**Work instructions**.
Set down each entry exactly as given; pictures should not appear in the copy.

**Task input**.
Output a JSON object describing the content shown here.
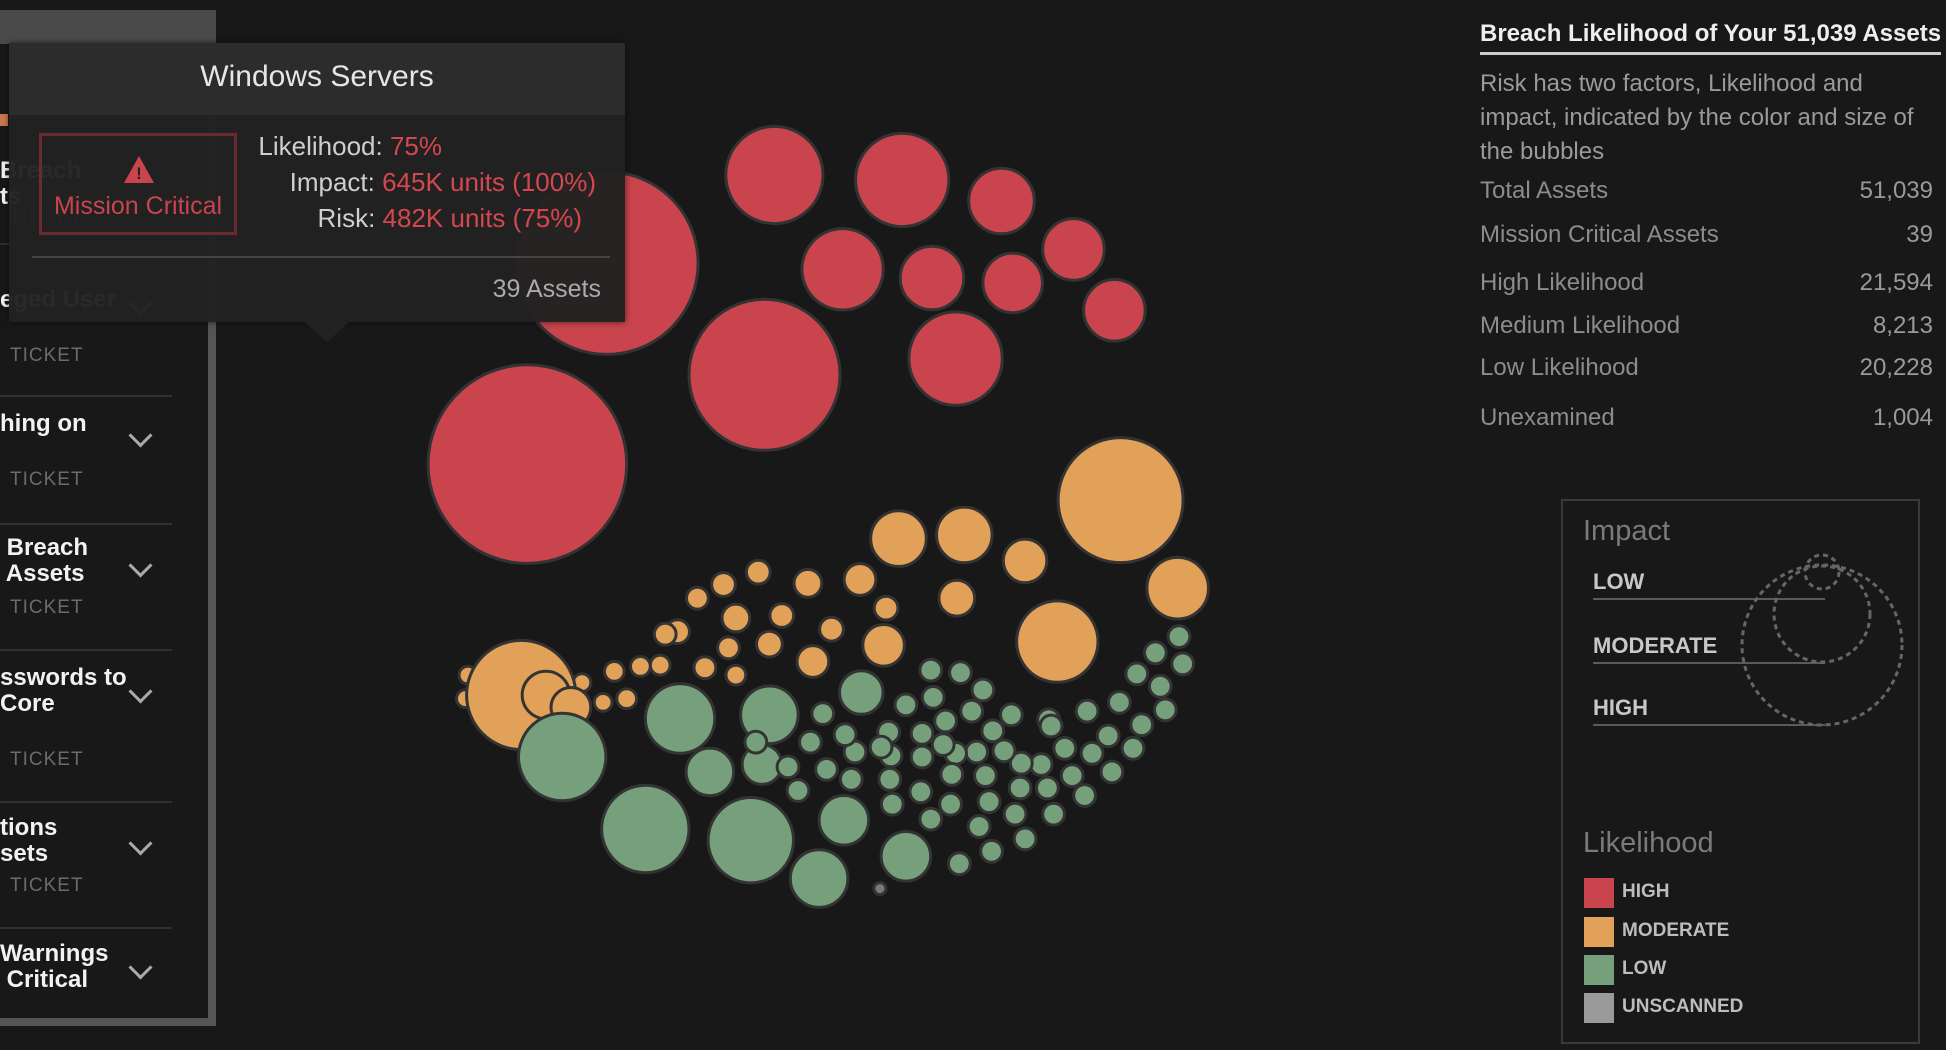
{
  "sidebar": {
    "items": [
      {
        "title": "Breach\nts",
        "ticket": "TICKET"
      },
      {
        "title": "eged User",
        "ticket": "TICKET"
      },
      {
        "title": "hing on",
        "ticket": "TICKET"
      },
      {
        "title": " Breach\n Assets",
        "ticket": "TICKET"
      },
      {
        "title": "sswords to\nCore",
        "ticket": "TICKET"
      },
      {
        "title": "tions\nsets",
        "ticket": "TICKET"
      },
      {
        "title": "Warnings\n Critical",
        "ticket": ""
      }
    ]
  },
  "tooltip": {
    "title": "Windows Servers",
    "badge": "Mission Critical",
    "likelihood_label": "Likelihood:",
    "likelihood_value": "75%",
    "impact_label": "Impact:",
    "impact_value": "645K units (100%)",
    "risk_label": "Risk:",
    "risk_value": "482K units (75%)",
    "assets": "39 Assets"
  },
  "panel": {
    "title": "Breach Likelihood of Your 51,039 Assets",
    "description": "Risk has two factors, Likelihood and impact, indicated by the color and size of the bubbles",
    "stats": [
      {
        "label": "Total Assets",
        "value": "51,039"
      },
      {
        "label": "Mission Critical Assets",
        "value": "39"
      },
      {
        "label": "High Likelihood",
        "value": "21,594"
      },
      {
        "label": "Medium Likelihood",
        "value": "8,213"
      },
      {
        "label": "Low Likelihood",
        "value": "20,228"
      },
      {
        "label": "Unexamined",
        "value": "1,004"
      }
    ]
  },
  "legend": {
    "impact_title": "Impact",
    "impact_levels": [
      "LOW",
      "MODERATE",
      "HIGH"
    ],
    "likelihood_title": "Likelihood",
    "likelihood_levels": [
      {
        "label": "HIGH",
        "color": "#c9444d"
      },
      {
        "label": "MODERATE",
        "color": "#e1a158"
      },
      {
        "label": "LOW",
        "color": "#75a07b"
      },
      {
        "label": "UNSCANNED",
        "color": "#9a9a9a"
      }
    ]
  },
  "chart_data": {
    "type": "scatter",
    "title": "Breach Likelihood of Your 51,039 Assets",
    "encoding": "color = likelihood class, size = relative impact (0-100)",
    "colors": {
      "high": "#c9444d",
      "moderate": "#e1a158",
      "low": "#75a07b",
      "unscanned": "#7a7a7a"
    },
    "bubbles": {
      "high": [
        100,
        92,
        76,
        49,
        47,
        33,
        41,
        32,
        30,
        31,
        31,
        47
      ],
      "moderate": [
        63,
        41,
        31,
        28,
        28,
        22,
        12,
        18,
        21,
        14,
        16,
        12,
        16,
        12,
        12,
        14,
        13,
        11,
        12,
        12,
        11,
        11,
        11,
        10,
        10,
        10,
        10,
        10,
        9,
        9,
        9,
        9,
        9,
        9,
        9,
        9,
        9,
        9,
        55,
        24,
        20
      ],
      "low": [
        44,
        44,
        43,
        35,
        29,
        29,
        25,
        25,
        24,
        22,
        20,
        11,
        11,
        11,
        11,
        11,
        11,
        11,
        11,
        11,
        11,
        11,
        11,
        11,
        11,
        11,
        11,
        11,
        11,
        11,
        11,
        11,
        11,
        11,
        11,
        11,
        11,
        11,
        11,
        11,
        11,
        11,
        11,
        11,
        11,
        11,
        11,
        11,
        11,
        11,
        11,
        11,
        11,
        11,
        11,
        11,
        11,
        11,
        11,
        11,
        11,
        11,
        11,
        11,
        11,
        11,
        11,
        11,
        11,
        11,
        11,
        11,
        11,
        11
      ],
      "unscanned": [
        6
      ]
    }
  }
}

**The completed task**.
Output a JSON object describing the content shown here.
{
  "sidebar": {
    "items": [
      {
        "title": "Breach\nts",
        "ticket": "TICKET"
      },
      {
        "title": "eged User",
        "ticket": "TICKET"
      },
      {
        "title": "hing on",
        "ticket": "TICKET"
      },
      {
        "title": " Breach\n Assets",
        "ticket": "TICKET"
      },
      {
        "title": "sswords to\nCore",
        "ticket": "TICKET"
      },
      {
        "title": "tions\nsets",
        "ticket": "TICKET"
      },
      {
        "title": "Warnings\n Critical",
        "ticket": ""
      }
    ]
  },
  "tooltip": {
    "title": "Windows Servers",
    "badge": "Mission Critical",
    "likelihood_label": "Likelihood:",
    "likelihood_value": "75%",
    "impact_label": "Impact:",
    "impact_value": "645K units (100%)",
    "risk_label": "Risk:",
    "risk_value": "482K units (75%)",
    "assets": "39 Assets"
  },
  "panel": {
    "title": "Breach Likelihood of Your 51,039 Assets",
    "description": "Risk has two factors, Likelihood and impact, indicated by the color and size of the bubbles",
    "stats": [
      {
        "label": "Total Assets",
        "value": "51,039"
      },
      {
        "label": "Mission Critical Assets",
        "value": "39"
      },
      {
        "label": "High Likelihood",
        "value": "21,594"
      },
      {
        "label": "Medium Likelihood",
        "value": "8,213"
      },
      {
        "label": "Low Likelihood",
        "value": "20,228"
      },
      {
        "label": "Unexamined",
        "value": "1,004"
      }
    ]
  },
  "legend": {
    "impact_title": "Impact",
    "impact_levels": [
      "LOW",
      "MODERATE",
      "HIGH"
    ],
    "likelihood_title": "Likelihood",
    "likelihood_levels": [
      {
        "label": "HIGH",
        "color": "#c9444d"
      },
      {
        "label": "MODERATE",
        "color": "#e1a158"
      },
      {
        "label": "LOW",
        "color": "#75a07b"
      },
      {
        "label": "UNSCANNED",
        "color": "#9a9a9a"
      }
    ]
  },
  "chart_data": {
    "type": "scatter",
    "title": "Breach Likelihood of Your 51,039 Assets",
    "encoding": "color = likelihood class, size = relative impact (0-100)",
    "colors": {
      "high": "#c9444d",
      "moderate": "#e1a158",
      "low": "#75a07b",
      "unscanned": "#7a7a7a"
    },
    "bubbles": {
      "high": [
        100,
        92,
        76,
        49,
        47,
        33,
        41,
        32,
        30,
        31,
        31,
        47
      ],
      "moderate": [
        63,
        41,
        31,
        28,
        28,
        22,
        12,
        18,
        21,
        14,
        16,
        12,
        16,
        12,
        12,
        14,
        13,
        11,
        12,
        12,
        11,
        11,
        11,
        10,
        10,
        10,
        10,
        10,
        9,
        9,
        9,
        9,
        9,
        9,
        9,
        9,
        9,
        9,
        55,
        24,
        20
      ],
      "low": [
        44,
        44,
        43,
        35,
        29,
        29,
        25,
        25,
        24,
        22,
        20,
        11,
        11,
        11,
        11,
        11,
        11,
        11,
        11,
        11,
        11,
        11,
        11,
        11,
        11,
        11,
        11,
        11,
        11,
        11,
        11,
        11,
        11,
        11,
        11,
        11,
        11,
        11,
        11,
        11,
        11,
        11,
        11,
        11,
        11,
        11,
        11,
        11,
        11,
        11,
        11,
        11,
        11,
        11,
        11,
        11,
        11,
        11,
        11,
        11,
        11,
        11,
        11,
        11,
        11,
        11,
        11,
        11,
        11,
        11,
        11,
        11,
        11,
        11
      ],
      "unscanned": [
        6
      ]
    }
  }
}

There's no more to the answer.